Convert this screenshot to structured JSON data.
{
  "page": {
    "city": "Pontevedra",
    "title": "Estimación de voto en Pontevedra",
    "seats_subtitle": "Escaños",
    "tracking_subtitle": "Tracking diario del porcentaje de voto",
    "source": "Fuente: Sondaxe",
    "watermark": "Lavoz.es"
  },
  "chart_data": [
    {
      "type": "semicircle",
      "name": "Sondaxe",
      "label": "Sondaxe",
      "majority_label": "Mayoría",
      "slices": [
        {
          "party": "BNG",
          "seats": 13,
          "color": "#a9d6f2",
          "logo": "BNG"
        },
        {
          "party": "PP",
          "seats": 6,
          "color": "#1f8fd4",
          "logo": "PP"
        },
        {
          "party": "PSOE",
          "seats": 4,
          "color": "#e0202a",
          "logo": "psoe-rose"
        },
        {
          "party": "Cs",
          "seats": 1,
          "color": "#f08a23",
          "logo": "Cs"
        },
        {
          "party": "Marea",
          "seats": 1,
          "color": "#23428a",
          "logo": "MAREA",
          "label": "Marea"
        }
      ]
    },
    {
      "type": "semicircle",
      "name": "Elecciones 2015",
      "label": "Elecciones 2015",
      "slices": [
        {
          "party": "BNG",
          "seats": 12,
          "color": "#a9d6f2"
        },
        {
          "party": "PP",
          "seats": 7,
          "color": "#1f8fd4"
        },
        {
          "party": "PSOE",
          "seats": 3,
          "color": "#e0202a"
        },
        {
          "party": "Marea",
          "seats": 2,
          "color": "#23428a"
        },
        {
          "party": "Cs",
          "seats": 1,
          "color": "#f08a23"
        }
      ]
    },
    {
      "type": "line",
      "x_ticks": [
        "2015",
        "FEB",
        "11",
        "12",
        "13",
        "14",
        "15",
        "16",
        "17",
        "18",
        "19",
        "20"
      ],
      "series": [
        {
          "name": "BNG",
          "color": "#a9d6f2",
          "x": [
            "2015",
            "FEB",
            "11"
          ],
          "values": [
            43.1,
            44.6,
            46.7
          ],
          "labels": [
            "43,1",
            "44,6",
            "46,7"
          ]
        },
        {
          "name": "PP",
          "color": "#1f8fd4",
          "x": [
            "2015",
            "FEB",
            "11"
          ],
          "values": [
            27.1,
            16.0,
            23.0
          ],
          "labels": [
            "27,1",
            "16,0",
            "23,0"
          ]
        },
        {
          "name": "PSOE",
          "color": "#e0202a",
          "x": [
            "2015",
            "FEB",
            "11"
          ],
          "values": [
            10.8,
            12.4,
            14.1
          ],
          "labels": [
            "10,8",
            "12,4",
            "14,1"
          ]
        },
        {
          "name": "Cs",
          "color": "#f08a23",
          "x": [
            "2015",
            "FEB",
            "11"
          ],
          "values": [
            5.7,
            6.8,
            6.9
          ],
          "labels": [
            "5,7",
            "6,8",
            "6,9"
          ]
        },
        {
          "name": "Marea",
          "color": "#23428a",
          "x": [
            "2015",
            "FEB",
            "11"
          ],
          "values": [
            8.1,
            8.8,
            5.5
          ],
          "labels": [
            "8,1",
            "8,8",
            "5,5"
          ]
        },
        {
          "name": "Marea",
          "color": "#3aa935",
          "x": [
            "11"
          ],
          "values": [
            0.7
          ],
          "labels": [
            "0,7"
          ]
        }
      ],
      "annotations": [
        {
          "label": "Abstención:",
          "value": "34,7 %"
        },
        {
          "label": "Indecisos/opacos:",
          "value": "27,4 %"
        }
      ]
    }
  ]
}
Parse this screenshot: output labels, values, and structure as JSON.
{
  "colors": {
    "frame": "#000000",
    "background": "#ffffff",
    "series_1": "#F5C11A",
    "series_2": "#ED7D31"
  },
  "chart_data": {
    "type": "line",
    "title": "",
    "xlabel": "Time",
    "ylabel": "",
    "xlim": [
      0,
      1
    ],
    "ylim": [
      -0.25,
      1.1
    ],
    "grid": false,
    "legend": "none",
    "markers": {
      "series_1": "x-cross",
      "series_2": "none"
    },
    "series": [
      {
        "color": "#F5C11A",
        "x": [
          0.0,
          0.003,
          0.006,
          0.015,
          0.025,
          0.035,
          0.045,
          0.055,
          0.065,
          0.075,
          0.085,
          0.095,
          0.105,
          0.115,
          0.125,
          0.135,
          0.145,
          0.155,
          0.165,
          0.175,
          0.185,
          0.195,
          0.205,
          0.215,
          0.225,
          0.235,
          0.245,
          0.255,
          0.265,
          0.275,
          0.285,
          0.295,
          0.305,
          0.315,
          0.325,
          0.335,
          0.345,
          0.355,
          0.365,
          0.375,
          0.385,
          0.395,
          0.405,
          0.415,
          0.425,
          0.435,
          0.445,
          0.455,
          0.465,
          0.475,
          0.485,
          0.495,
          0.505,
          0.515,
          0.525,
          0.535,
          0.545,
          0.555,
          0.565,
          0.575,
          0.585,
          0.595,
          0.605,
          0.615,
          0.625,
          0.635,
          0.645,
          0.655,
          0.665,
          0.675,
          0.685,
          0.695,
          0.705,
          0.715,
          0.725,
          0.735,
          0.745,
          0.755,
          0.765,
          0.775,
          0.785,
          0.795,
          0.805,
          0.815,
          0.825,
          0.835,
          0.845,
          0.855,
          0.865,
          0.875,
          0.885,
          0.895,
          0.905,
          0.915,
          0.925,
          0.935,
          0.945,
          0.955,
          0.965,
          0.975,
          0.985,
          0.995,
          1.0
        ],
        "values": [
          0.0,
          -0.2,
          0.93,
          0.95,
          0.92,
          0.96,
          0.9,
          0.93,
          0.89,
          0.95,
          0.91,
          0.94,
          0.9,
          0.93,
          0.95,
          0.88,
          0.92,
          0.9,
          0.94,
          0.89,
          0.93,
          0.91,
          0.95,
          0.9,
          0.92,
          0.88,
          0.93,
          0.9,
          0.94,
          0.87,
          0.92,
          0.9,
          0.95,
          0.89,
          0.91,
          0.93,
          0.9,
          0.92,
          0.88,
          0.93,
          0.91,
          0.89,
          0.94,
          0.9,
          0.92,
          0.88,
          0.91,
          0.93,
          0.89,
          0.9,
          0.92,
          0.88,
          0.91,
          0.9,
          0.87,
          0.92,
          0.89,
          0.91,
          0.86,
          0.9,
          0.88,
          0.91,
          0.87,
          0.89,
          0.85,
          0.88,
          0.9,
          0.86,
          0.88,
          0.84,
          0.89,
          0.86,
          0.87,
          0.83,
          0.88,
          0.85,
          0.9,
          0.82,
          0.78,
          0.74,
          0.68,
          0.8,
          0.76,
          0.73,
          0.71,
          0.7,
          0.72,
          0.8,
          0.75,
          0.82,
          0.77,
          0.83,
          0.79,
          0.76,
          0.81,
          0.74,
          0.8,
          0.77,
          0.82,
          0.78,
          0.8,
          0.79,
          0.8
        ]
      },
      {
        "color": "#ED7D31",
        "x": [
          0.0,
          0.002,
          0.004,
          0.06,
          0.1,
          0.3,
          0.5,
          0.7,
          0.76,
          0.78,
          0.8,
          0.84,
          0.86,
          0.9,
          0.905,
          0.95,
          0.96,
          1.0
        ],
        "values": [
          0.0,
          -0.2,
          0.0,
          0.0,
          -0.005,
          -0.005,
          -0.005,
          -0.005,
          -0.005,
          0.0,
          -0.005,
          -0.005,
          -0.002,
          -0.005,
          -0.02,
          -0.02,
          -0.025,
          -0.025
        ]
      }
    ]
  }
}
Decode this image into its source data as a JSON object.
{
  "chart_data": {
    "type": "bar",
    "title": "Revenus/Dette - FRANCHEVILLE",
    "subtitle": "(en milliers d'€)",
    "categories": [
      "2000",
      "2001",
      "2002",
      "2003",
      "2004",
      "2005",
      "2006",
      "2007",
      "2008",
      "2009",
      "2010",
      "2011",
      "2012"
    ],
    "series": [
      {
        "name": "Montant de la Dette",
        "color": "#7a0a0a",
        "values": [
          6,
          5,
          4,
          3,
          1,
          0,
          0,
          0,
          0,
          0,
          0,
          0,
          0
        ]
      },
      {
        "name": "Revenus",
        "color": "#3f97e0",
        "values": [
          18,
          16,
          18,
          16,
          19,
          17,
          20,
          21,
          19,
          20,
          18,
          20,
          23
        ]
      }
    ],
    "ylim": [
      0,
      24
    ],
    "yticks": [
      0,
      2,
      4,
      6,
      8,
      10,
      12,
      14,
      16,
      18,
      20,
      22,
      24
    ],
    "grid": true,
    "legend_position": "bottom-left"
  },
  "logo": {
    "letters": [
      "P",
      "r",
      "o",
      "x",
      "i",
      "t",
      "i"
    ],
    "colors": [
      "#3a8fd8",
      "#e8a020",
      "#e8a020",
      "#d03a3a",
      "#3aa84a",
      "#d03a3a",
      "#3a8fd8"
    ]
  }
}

.....

§ **What you have to do**: Every line of the records that includes the word "Pontevedra" should be gathered.

§ **Exercise solution**:
    "city": "Pontevedra",
    "title": "Estimación de voto en Pontevedra",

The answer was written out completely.